◆ THE PROBLEM:
All records must be quoted exactly. Omit the pictures.

◆ EXERCISE INPUT:
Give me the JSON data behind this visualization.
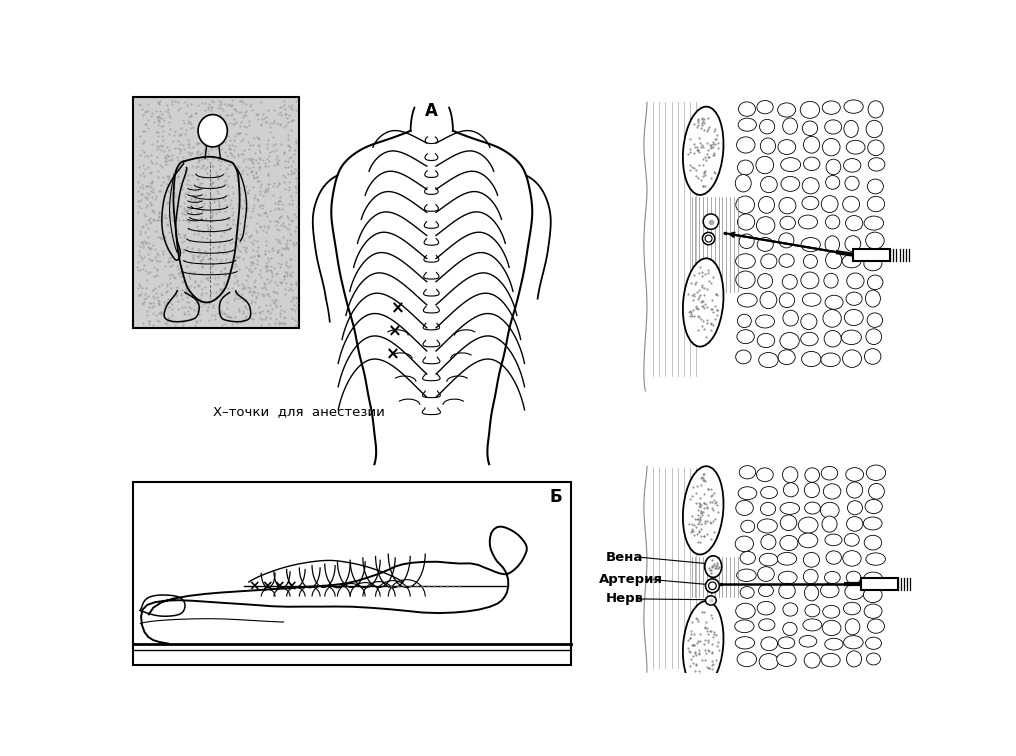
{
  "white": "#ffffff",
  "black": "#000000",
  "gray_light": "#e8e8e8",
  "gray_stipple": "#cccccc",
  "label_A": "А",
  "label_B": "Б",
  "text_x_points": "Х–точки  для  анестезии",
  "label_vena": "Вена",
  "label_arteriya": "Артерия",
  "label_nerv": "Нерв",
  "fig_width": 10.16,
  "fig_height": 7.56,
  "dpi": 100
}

◆ SOLUTION BELOW:
Give me the JSON data behind this visualization.
{
  "white": "#ffffff",
  "black": "#000000",
  "gray_light": "#e8e8e8",
  "gray_stipple": "#cccccc",
  "label_A": "А",
  "label_B": "Б",
  "text_x_points": "Х–точки  для  анестезии",
  "label_vena": "Вена",
  "label_arteriya": "Артерия",
  "label_nerv": "Нерв",
  "fig_width": 10.16,
  "fig_height": 7.56,
  "dpi": 100
}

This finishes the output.